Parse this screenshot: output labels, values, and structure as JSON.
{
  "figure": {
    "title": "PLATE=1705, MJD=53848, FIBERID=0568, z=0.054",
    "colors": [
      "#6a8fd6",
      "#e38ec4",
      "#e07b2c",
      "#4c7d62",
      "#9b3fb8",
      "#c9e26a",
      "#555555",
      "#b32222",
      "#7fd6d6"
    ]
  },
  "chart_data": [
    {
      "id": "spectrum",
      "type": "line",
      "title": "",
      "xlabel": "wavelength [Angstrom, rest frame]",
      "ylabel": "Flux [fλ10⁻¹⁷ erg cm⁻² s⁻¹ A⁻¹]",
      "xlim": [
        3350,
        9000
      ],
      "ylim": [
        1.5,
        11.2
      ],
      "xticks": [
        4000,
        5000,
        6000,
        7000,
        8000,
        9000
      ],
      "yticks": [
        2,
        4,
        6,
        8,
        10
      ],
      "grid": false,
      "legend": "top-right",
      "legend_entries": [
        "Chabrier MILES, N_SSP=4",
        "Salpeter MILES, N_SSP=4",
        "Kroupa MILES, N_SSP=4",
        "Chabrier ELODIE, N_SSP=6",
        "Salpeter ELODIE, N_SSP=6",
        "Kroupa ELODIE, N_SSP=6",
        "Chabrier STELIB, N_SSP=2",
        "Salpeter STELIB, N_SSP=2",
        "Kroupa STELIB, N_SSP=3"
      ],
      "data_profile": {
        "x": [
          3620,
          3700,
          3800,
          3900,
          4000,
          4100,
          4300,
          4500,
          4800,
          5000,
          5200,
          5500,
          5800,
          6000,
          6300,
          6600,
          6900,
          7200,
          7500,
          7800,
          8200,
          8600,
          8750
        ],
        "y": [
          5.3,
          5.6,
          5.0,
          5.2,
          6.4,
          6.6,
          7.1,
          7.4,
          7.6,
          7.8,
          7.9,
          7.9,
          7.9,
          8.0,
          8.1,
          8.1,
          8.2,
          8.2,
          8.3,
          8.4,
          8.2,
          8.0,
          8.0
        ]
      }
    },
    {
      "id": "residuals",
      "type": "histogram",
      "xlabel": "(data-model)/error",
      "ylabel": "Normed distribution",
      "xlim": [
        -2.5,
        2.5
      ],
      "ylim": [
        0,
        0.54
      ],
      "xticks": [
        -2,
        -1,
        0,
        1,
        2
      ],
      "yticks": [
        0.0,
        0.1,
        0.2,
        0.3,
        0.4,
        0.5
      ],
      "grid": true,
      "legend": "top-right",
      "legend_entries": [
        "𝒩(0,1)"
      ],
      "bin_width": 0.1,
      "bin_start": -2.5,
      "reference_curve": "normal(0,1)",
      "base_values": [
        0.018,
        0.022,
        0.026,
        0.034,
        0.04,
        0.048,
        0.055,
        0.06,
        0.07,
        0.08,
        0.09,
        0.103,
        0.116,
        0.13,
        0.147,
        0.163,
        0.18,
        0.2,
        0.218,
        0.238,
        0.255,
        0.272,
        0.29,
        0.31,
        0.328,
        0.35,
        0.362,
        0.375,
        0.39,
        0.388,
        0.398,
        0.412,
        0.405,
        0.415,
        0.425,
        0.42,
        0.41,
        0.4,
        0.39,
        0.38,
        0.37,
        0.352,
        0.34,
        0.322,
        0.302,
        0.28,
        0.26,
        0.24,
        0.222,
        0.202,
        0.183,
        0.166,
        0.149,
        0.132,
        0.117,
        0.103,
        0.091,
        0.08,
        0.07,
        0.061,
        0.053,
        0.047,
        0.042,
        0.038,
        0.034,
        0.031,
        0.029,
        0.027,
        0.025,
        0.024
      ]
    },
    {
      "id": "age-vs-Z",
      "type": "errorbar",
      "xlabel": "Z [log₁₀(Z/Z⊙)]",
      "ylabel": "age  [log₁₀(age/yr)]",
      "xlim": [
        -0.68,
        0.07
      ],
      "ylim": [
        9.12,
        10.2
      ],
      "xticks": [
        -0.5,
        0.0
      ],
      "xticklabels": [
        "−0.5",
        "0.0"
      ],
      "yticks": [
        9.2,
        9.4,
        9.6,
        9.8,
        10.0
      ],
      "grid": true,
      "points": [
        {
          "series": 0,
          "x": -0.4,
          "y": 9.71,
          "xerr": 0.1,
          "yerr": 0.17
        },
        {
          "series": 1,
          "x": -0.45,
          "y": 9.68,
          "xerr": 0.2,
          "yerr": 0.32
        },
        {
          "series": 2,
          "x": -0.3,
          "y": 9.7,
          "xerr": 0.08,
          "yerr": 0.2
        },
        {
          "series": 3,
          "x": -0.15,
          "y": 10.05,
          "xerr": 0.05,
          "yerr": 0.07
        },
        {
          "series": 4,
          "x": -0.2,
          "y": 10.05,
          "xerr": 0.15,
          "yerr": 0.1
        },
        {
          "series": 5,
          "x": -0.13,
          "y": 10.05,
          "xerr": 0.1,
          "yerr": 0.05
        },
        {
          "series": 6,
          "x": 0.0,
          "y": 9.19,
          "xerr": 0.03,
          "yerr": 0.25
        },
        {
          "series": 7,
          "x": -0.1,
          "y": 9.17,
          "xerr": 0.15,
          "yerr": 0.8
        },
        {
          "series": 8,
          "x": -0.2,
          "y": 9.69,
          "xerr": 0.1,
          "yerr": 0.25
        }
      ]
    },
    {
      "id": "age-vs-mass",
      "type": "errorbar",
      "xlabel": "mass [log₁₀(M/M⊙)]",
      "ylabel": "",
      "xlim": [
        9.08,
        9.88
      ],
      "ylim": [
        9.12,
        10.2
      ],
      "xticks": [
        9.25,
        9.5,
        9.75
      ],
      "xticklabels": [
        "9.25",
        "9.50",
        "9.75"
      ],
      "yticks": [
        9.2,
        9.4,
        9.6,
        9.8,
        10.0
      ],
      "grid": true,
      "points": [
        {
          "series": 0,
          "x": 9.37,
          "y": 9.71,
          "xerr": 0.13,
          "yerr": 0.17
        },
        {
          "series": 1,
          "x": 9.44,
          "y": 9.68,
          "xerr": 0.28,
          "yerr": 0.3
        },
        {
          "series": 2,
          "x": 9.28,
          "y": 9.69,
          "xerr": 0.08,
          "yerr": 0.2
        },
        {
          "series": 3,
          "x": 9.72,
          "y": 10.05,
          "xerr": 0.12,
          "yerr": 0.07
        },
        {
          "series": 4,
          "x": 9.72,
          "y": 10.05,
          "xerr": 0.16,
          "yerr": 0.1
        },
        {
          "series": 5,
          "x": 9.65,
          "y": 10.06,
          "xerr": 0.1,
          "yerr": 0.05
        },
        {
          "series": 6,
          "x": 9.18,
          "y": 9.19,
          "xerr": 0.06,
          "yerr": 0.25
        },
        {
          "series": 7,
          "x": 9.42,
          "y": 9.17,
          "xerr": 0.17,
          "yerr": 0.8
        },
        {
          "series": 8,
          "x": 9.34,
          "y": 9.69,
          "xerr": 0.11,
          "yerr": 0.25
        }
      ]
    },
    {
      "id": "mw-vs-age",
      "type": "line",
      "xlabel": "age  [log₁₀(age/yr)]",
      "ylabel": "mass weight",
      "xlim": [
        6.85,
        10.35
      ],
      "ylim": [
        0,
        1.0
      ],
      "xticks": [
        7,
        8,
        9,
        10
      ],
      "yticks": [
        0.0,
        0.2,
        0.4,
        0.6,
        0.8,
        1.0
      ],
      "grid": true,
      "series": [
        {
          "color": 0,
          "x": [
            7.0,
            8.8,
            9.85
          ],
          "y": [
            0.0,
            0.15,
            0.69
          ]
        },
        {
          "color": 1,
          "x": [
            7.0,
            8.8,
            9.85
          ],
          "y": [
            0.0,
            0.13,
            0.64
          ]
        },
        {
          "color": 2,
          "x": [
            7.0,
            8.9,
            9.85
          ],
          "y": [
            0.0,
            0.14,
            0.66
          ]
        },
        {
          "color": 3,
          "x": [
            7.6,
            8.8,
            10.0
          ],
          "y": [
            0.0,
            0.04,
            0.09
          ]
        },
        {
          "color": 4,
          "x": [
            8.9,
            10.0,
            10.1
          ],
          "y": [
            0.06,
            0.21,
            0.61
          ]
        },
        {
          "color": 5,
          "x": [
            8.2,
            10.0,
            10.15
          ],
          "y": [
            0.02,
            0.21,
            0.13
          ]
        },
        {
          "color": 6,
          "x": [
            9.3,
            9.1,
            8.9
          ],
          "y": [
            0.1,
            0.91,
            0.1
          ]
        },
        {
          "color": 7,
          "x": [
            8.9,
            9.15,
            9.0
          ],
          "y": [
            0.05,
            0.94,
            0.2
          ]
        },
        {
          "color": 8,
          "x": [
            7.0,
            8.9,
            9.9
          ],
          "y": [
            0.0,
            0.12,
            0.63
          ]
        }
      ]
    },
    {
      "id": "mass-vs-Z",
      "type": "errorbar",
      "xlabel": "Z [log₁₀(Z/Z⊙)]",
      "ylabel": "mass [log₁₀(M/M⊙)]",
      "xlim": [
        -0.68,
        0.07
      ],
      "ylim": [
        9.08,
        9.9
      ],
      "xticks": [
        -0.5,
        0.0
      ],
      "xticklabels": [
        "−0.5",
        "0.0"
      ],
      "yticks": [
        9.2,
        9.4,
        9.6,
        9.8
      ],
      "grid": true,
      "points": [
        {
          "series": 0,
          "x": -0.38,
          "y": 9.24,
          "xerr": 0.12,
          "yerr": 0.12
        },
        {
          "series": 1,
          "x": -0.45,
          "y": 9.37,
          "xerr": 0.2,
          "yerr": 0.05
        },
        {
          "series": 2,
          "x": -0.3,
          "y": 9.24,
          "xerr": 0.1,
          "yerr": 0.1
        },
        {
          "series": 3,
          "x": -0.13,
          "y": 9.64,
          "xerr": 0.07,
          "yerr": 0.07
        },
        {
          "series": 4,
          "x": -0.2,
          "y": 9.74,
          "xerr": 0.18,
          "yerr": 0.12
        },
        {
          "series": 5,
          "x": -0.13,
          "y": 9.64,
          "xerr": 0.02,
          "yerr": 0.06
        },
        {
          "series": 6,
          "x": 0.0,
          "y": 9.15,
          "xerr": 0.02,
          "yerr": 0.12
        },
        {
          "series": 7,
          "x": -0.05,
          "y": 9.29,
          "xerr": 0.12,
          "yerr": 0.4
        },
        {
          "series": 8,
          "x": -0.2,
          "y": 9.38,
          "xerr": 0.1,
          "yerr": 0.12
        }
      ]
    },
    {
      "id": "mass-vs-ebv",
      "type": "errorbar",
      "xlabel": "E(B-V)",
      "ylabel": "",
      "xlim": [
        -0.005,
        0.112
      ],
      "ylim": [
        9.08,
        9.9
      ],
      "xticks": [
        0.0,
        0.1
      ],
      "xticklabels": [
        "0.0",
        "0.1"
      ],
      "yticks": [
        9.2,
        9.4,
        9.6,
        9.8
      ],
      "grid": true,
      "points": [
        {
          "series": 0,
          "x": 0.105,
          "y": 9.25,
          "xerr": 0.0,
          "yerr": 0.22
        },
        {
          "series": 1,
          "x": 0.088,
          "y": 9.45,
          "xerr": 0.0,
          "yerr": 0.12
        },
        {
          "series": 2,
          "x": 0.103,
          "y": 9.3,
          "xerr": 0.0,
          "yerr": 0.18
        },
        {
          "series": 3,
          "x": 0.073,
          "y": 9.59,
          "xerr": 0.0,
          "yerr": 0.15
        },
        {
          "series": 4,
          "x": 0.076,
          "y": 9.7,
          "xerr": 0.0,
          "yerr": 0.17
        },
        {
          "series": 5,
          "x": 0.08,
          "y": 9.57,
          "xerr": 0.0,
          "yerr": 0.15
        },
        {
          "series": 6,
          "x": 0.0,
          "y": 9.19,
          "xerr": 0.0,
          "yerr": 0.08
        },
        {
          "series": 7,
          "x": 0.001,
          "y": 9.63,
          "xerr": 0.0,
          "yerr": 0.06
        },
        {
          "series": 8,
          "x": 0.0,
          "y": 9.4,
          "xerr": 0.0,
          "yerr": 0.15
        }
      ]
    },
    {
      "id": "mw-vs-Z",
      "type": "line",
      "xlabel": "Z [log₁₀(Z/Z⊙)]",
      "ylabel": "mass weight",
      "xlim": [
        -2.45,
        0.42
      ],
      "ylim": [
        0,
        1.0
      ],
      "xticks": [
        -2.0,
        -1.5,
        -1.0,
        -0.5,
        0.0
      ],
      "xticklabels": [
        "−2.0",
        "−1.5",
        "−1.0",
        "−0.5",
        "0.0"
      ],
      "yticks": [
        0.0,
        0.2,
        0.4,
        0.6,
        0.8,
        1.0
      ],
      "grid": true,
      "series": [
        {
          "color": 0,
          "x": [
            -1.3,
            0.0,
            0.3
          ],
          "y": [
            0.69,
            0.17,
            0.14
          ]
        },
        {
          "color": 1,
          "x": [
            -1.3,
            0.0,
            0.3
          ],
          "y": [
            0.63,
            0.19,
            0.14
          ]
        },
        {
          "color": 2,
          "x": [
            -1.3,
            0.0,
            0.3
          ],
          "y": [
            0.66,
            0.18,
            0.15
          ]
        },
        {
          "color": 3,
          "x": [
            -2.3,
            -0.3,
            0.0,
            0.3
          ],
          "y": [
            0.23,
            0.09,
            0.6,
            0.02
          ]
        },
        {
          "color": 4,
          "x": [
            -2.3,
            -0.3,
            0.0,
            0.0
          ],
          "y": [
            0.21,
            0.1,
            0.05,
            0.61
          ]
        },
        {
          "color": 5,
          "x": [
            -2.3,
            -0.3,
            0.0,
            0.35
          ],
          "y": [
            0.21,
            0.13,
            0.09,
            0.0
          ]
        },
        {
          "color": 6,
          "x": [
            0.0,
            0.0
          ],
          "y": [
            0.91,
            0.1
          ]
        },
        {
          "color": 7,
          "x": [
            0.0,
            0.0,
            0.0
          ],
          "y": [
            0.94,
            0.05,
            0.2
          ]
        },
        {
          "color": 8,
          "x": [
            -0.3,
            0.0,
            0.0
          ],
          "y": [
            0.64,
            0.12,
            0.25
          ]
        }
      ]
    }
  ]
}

----

**PROBLEM REQUIREMENTS**
Filter the records above and return every line that holds the word "xlabel".

**ANSWER IN FULL**
      "xlabel": "wavelength [Angstrom, rest frame]",
      "xlabel": "(data-model)/error",
      "xlabel": "Z [log₁₀(Z/Z⊙)]",
      "xlabel": "mass [log₁₀(M/M⊙)]",
      "xlabel": "age  [log₁₀(age/yr)]",
      "xlabel": "Z [log₁₀(Z/Z⊙)]",
      "xlabel": "E(B-V)",
      "xlabel": "Z [log₁₀(Z/Z⊙)]",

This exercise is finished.